SOURCE RECORDS:
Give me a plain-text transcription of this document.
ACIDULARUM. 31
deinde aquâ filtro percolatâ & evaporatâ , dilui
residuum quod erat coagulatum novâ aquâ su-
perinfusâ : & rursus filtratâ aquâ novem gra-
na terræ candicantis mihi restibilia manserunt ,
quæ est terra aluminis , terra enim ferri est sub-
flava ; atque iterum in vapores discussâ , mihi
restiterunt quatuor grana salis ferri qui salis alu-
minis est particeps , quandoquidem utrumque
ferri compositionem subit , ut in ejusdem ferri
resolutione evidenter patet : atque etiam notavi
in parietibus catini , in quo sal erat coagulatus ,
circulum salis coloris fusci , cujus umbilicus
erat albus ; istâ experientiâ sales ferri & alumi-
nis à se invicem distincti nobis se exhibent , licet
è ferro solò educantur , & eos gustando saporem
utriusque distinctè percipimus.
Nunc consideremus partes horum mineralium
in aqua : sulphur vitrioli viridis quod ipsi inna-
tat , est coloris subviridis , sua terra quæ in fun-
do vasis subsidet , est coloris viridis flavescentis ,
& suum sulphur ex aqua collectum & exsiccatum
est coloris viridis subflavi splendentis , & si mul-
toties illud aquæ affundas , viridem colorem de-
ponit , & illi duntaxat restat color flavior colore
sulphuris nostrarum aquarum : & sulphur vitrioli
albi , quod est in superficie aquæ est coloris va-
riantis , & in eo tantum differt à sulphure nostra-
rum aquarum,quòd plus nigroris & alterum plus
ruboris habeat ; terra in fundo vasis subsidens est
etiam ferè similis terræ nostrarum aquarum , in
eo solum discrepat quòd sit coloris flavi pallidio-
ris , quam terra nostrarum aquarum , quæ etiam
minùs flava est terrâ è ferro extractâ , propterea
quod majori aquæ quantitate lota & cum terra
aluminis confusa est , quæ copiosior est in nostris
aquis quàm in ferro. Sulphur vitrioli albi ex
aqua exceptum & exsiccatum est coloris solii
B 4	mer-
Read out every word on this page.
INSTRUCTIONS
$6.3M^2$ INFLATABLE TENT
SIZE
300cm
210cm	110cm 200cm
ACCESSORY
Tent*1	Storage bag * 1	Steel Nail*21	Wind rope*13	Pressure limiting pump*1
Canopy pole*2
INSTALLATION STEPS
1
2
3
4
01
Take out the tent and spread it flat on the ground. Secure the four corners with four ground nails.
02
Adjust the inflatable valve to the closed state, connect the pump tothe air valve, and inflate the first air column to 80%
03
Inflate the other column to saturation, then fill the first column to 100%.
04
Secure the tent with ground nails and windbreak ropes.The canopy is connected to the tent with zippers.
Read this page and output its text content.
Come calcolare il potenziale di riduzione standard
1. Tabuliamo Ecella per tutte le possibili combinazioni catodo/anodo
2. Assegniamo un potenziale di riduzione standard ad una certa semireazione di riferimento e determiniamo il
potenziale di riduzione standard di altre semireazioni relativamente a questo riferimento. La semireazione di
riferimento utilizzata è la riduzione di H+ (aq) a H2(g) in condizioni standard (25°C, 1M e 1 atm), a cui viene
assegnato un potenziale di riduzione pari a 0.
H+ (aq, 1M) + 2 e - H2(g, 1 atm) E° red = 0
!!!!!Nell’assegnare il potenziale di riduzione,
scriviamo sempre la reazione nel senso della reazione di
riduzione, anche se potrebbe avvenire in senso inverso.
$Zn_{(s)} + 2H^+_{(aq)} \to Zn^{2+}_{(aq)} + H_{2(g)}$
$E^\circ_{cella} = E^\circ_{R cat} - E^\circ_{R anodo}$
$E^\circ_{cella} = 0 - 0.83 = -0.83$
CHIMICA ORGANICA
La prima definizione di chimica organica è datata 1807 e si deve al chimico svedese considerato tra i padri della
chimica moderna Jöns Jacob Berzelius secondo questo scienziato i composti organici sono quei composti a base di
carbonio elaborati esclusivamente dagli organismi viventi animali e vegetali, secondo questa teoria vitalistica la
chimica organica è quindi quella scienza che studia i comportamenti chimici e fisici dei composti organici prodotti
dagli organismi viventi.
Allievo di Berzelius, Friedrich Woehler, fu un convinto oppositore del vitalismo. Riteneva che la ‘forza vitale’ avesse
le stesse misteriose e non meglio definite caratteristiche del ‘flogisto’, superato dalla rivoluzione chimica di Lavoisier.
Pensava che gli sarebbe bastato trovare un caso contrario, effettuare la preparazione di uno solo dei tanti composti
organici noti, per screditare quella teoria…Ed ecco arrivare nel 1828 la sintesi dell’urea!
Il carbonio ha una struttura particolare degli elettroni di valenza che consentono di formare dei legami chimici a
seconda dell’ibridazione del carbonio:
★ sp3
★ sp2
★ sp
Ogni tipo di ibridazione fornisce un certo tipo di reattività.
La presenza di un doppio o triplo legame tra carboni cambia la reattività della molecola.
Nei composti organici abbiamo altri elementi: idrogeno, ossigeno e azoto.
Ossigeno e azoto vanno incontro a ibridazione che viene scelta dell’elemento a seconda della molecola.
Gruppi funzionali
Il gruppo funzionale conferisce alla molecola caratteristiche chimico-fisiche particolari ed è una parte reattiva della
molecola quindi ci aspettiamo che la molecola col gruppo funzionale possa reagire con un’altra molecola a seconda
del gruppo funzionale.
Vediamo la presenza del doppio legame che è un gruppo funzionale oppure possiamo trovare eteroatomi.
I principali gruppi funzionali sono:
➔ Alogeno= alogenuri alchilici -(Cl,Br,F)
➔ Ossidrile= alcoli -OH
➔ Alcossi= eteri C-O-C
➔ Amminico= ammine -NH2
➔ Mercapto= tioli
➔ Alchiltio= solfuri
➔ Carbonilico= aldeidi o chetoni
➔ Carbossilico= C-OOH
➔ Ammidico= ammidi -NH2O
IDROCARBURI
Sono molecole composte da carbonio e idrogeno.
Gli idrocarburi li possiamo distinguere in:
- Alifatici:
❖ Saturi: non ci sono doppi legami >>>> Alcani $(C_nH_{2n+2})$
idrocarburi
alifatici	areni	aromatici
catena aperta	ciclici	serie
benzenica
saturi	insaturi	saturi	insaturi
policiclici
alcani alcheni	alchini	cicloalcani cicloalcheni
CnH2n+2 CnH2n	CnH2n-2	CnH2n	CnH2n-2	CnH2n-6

TASK DIRECTIONS: Repeat the records above in full, character for character.

SOLUTION TO THIS TASK:
Give me a plain-text transcription of this document.
ACIDULARUM. 31
deinde aquâ filtro percolatâ & evaporatâ , dilui
residuum quod erat coagulatum novâ aquâ su-
perinfusâ : & rursus filtratâ aquâ novem gra-
na terræ candicantis mihi restibilia manserunt ,
quæ est terra aluminis , terra enim ferri est sub-
flava ; atque iterum in vapores discussâ , mihi
restiterunt quatuor grana salis ferri qui salis alu-
minis est particeps , quandoquidem utrumque
ferri compositionem subit , ut in ejusdem ferri
resolutione evidenter patet : atque etiam notavi
in parietibus catini , in quo sal erat coagulatus ,
circulum salis coloris fusci , cujus umbilicus
erat albus ; istâ experientiâ sales ferri & alumi-
nis à se invicem distincti nobis se exhibent , licet
è ferro solò educantur , & eos gustando saporem
utriusque distinctè percipimus.
Nunc consideremus partes horum mineralium
in aqua : sulphur vitrioli viridis quod ipsi inna-
tat , est coloris subviridis , sua terra quæ in fun-
do vasis subsidet , est coloris viridis flavescentis ,
& suum sulphur ex aqua collectum & exsiccatum
est coloris viridis subflavi splendentis , & si mul-
toties illud aquæ affundas , viridem colorem de-
ponit , & illi duntaxat restat color flavior colore
sulphuris nostrarum aquarum : & sulphur vitrioli
albi , quod est in superficie aquæ est coloris va-
riantis , & in eo tantum differt à sulphure nostra-
rum aquarum,quòd plus nigroris & alterum plus
ruboris habeat ; terra in fundo vasis subsidens est
etiam ferè similis terræ nostrarum aquarum , in
eo solum discrepat quòd sit coloris flavi pallidio-
ris , quam terra nostrarum aquarum , quæ etiam
minùs flava est terrâ è ferro extractâ , propterea
quod majori aquæ quantitate lota & cum terra
aluminis confusa est , quæ copiosior est in nostris
aquis quàm in ferro. Sulphur vitrioli albi ex
aqua exceptum & exsiccatum est coloris solii
B 4	mer-
Read out every word on this page.
INSTRUCTIONS
$6.3M^2$ INFLATABLE TENT
SIZE
300cm
210cm	110cm 200cm
ACCESSORY
Tent*1	Storage bag * 1	Steel Nail*21	Wind rope*13	Pressure limiting pump*1
Canopy pole*2
INSTALLATION STEPS
1
2
3
4
01
Take out the tent and spread it flat on the ground. Secure the four corners with four ground nails.
02
Adjust the inflatable valve to the closed state, connect the pump tothe air valve, and inflate the first air column to 80%
03
Inflate the other column to saturation, then fill the first column to 100%.
04
Secure the tent with ground nails and windbreak ropes.The canopy is connected to the tent with zippers.
Read this page and output its text content.
Come calcolare il potenziale di riduzione standard
1. Tabuliamo Ecella per tutte le possibili combinazioni catodo/anodo
2. Assegniamo un potenziale di riduzione standard ad una certa semireazione di riferimento e determiniamo il
potenziale di riduzione standard di altre semireazioni relativamente a questo riferimento. La semireazione di
riferimento utilizzata è la riduzione di H+ (aq) a H2(g) in condizioni standard (25°C, 1M e 1 atm), a cui viene
assegnato un potenziale di riduzione pari a 0.
H+ (aq, 1M) + 2 e - H2(g, 1 atm) E° red = 0
!!!!!Nell’assegnare il potenziale di riduzione,
scriviamo sempre la reazione nel senso della reazione di
riduzione, anche se potrebbe avvenire in senso inverso.
$Zn_{(s)} + 2H^+_{(aq)} \to Zn^{2+}_{(aq)} + H_{2(g)}$
$E^\circ_{cella} = E^\circ_{R cat} - E^\circ_{R anodo}$
$E^\circ_{cella} = 0 - 0.83 = -0.83$
CHIMICA ORGANICA
La prima definizione di chimica organica è datata 1807 e si deve al chimico svedese considerato tra i padri della
chimica moderna Jöns Jacob Berzelius secondo questo scienziato i composti organici sono quei composti a base di
carbonio elaborati esclusivamente dagli organismi viventi animali e vegetali, secondo questa teoria vitalistica la
chimica organica è quindi quella scienza che studia i comportamenti chimici e fisici dei composti organici prodotti
dagli organismi viventi.
Allievo di Berzelius, Friedrich Woehler, fu un convinto oppositore del vitalismo. Riteneva che la ‘forza vitale’ avesse
le stesse misteriose e non meglio definite caratteristiche del ‘flogisto’, superato dalla rivoluzione chimica di Lavoisier.
Pensava che gli sarebbe bastato trovare un caso contrario, effettuare la preparazione di uno solo dei tanti composti
organici noti, per screditare quella teoria…Ed ecco arrivare nel 1828 la sintesi dell’urea!
Il carbonio ha una struttura particolare degli elettroni di valenza che consentono di formare dei legami chimici a
seconda dell’ibridazione del carbonio:
★ sp3
★ sp2
★ sp
Ogni tipo di ibridazione fornisce un certo tipo di reattività.
La presenza di un doppio o triplo legame tra carboni cambia la reattività della molecola.
Nei composti organici abbiamo altri elementi: idrogeno, ossigeno e azoto.
Ossigeno e azoto vanno incontro a ibridazione che viene scelta dell’elemento a seconda della molecola.
Gruppi funzionali
Il gruppo funzionale conferisce alla molecola caratteristiche chimico-fisiche particolari ed è una parte reattiva della
molecola quindi ci aspettiamo che la molecola col gruppo funzionale possa reagire con un’altra molecola a seconda
del gruppo funzionale.
Vediamo la presenza del doppio legame che è un gruppo funzionale oppure possiamo trovare eteroatomi.
I principali gruppi funzionali sono:
➔ Alogeno= alogenuri alchilici -(Cl,Br,F)
➔ Ossidrile= alcoli -OH
➔ Alcossi= eteri C-O-C
➔ Amminico= ammine -NH2
➔ Mercapto= tioli
➔ Alchiltio= solfuri
➔ Carbonilico= aldeidi o chetoni
➔ Carbossilico= C-OOH
➔ Ammidico= ammidi -NH2O
IDROCARBURI
Sono molecole composte da carbonio e idrogeno.
Gli idrocarburi li possiamo distinguere in:
- Alifatici:
❖ Saturi: non ci sono doppi legami >>>> Alcani $(C_nH_{2n+2})$
idrocarburi
alifatici	areni	aromatici
catena aperta	ciclici	serie
benzenica
saturi	insaturi	saturi	insaturi
policiclici
alcani alcheni	alchini	cicloalcani cicloalcheni
CnH2n+2 CnH2n	CnH2n-2	CnH2n	CnH2n-2	CnH2n-6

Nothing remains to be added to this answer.